*Exercise aim*
Entries follow. Set all of them down as they stand.

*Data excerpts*
━━━━━━━━━━━━━━━━━━━━━━━━━━━━━━

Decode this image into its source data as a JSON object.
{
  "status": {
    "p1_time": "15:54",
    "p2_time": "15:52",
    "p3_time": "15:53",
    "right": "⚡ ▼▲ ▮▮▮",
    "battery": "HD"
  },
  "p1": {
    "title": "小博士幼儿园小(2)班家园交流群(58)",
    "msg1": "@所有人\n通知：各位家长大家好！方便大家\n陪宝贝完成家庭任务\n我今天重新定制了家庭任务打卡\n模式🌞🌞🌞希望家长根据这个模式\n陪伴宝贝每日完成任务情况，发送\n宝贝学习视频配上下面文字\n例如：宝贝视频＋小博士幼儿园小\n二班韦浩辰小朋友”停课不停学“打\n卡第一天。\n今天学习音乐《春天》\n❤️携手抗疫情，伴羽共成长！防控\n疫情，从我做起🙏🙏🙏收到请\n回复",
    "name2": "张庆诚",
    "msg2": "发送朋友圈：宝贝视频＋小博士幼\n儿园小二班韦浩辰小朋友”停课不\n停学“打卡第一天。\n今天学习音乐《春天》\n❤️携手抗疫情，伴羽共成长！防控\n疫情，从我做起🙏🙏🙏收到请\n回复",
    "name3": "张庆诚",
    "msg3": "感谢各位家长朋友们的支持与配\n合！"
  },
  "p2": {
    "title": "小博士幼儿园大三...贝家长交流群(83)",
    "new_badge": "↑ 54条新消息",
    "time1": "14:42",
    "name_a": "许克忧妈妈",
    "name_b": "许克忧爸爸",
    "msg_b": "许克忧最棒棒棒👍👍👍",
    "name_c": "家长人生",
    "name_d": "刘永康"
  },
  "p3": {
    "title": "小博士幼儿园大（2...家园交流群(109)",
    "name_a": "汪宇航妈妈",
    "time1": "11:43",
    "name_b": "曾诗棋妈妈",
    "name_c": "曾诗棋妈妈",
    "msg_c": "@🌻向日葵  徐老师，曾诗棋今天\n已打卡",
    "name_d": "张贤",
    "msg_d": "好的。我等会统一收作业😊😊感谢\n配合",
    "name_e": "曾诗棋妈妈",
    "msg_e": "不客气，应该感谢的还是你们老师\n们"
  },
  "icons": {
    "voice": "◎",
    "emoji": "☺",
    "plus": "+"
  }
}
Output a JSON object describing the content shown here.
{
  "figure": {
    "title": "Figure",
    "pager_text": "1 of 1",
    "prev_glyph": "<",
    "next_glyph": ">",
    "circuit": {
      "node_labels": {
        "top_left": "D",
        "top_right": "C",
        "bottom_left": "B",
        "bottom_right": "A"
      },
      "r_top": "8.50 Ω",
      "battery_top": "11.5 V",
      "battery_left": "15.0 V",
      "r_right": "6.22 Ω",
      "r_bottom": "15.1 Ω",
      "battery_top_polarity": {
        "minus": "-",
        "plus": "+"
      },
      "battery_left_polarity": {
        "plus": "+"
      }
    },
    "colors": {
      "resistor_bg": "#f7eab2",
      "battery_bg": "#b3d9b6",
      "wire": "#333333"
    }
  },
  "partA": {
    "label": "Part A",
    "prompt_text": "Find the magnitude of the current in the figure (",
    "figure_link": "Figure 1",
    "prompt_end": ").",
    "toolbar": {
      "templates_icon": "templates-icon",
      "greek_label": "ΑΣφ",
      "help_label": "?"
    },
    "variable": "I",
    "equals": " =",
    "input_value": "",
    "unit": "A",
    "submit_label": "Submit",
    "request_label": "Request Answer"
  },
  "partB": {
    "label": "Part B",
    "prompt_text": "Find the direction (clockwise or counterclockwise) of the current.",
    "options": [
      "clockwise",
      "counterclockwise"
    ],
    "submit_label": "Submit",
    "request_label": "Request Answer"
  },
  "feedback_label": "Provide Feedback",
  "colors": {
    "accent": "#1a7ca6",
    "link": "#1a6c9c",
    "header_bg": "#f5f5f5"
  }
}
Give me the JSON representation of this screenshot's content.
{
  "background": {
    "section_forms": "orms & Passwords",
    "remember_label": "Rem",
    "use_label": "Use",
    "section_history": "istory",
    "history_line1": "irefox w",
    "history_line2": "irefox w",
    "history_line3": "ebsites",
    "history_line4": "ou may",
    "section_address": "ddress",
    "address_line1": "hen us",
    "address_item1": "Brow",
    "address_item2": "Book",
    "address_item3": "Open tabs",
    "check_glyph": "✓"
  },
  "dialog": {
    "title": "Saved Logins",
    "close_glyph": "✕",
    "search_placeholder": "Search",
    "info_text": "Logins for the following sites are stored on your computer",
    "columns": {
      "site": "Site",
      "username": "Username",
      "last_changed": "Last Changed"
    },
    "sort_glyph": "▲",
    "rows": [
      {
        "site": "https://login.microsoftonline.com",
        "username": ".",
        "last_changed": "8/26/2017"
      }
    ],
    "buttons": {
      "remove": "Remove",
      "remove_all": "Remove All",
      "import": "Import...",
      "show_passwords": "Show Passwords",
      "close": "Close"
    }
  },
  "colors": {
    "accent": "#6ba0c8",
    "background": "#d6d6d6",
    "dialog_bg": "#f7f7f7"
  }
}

━━━━━━━━━━━━━━━━━━━━━━━━━━━━━━

*Full response*
Decode this image into its source data as a JSON object.
{
  "status": {
    "p1_time": "15:54",
    "p2_time": "15:52",
    "p3_time": "15:53",
    "right": "⚡ ▼▲ ▮▮▮",
    "battery": "HD"
  },
  "p1": {
    "title": "小博士幼儿园小(2)班家园交流群(58)",
    "msg1": "@所有人\n通知：各位家长大家好！方便大家\n陪宝贝完成家庭任务\n我今天重新定制了家庭任务打卡\n模式🌞🌞🌞希望家长根据这个模式\n陪伴宝贝每日完成任务情况，发送\n宝贝学习视频配上下面文字\n例如：宝贝视频＋小博士幼儿园小\n二班韦浩辰小朋友”停课不停学“打\n卡第一天。\n今天学习音乐《春天》\n❤️携手抗疫情，伴羽共成长！防控\n疫情，从我做起🙏🙏🙏收到请\n回复",
    "name2": "张庆诚",
    "msg2": "发送朋友圈：宝贝视频＋小博士幼\n儿园小二班韦浩辰小朋友”停课不\n停学“打卡第一天。\n今天学习音乐《春天》\n❤️携手抗疫情，伴羽共成长！防控\n疫情，从我做起🙏🙏🙏收到请\n回复",
    "name3": "张庆诚",
    "msg3": "感谢各位家长朋友们的支持与配\n合！"
  },
  "p2": {
    "title": "小博士幼儿园大三...贝家长交流群(83)",
    "new_badge": "↑ 54条新消息",
    "time1": "14:42",
    "name_a": "许克忧妈妈",
    "name_b": "许克忧爸爸",
    "msg_b": "许克忧最棒棒棒👍👍👍",
    "name_c": "家长人生",
    "name_d": "刘永康"
  },
  "p3": {
    "title": "小博士幼儿园大（2...家园交流群(109)",
    "name_a": "汪宇航妈妈",
    "time1": "11:43",
    "name_b": "曾诗棋妈妈",
    "name_c": "曾诗棋妈妈",
    "msg_c": "@🌻向日葵  徐老师，曾诗棋今天\n已打卡",
    "name_d": "张贤",
    "msg_d": "好的。我等会统一收作业😊😊感谢\n配合",
    "name_e": "曾诗棋妈妈",
    "msg_e": "不客气，应该感谢的还是你们老师\n们"
  },
  "icons": {
    "voice": "◎",
    "emoji": "☺",
    "plus": "+"
  }
}
Output a JSON object describing the content shown here.
{
  "figure": {
    "title": "Figure",
    "pager_text": "1 of 1",
    "prev_glyph": "<",
    "next_glyph": ">",
    "circuit": {
      "node_labels": {
        "top_left": "D",
        "top_right": "C",
        "bottom_left": "B",
        "bottom_right": "A"
      },
      "r_top": "8.50 Ω",
      "battery_top": "11.5 V",
      "battery_left": "15.0 V",
      "r_right": "6.22 Ω",
      "r_bottom": "15.1 Ω",
      "battery_top_polarity": {
        "minus": "-",
        "plus": "+"
      },
      "battery_left_polarity": {
        "plus": "+"
      }
    },
    "colors": {
      "resistor_bg": "#f7eab2",
      "battery_bg": "#b3d9b6",
      "wire": "#333333"
    }
  },
  "partA": {
    "label": "Part A",
    "prompt_text": "Find the magnitude of the current in the figure (",
    "figure_link": "Figure 1",
    "prompt_end": ").",
    "toolbar": {
      "templates_icon": "templates-icon",
      "greek_label": "ΑΣφ",
      "help_label": "?"
    },
    "variable": "I",
    "equals": " =",
    "input_value": "",
    "unit": "A",
    "submit_label": "Submit",
    "request_label": "Request Answer"
  },
  "partB": {
    "label": "Part B",
    "prompt_text": "Find the direction (clockwise or counterclockwise) of the current.",
    "options": [
      "clockwise",
      "counterclockwise"
    ],
    "submit_label": "Submit",
    "request_label": "Request Answer"
  },
  "feedback_label": "Provide Feedback",
  "colors": {
    "accent": "#1a7ca6",
    "link": "#1a6c9c",
    "header_bg": "#f5f5f5"
  }
}
Give me the JSON representation of this screenshot's content.
{
  "background": {
    "section_forms": "orms & Passwords",
    "remember_label": "Rem",
    "use_label": "Use",
    "section_history": "istory",
    "history_line1": "irefox w",
    "history_line2": "irefox w",
    "history_line3": "ebsites",
    "history_line4": "ou may",
    "section_address": "ddress",
    "address_line1": "hen us",
    "address_item1": "Brow",
    "address_item2": "Book",
    "address_item3": "Open tabs",
    "check_glyph": "✓"
  },
  "dialog": {
    "title": "Saved Logins",
    "close_glyph": "✕",
    "search_placeholder": "Search",
    "info_text": "Logins for the following sites are stored on your computer",
    "columns": {
      "site": "Site",
      "username": "Username",
      "last_changed": "Last Changed"
    },
    "sort_glyph": "▲",
    "rows": [
      {
        "site": "https://login.microsoftonline.com",
        "username": ".",
        "last_changed": "8/26/2017"
      }
    ],
    "buttons": {
      "remove": "Remove",
      "remove_all": "Remove All",
      "import": "Import...",
      "show_passwords": "Show Passwords",
      "close": "Close"
    }
  },
  "colors": {
    "accent": "#6ba0c8",
    "background": "#d6d6d6",
    "dialog_bg": "#f7f7f7"
  }
}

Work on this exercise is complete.